Exercise prompt: Select every line below containing the word "color".

Provided material:
----

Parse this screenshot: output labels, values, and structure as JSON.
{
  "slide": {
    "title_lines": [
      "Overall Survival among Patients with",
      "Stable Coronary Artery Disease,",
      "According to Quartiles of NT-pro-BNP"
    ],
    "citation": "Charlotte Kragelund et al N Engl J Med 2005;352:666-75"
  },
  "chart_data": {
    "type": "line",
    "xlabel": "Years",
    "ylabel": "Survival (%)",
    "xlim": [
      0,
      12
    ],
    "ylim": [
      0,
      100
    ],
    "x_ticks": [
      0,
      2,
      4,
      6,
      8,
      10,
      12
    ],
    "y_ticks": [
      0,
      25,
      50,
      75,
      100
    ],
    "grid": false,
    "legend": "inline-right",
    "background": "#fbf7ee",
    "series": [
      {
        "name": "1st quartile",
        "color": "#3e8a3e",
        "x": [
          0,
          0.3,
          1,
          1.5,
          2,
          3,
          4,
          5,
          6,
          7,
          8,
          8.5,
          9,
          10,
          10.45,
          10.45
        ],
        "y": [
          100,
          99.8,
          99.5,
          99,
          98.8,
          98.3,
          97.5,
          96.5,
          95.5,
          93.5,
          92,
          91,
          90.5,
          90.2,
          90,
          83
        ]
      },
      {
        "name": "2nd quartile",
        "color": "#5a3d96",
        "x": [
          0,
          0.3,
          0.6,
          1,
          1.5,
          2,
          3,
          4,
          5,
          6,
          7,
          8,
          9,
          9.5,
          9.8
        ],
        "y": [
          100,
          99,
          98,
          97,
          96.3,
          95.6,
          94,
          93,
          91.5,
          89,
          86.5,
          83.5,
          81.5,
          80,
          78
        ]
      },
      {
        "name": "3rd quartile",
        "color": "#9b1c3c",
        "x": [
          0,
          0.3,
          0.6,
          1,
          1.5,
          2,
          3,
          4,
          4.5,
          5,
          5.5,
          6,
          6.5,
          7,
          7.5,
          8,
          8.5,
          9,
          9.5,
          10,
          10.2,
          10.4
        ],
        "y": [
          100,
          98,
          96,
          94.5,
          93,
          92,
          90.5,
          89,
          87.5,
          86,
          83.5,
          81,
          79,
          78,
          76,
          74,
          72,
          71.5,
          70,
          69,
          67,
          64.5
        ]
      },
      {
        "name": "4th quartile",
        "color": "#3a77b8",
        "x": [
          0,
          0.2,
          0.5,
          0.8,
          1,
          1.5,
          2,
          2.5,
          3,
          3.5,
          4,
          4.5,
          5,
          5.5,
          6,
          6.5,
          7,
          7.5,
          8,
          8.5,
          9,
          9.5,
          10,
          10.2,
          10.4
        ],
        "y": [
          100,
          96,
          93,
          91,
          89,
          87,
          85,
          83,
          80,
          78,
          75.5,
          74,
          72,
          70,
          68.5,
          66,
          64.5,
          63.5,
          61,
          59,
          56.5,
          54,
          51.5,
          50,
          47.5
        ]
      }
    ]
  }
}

----

Answer to this exercise:
        "color": "#3e8a3e",
        "color": "#5a3d96",
        "color": "#9b1c3c",
        "color": "#3a77b8",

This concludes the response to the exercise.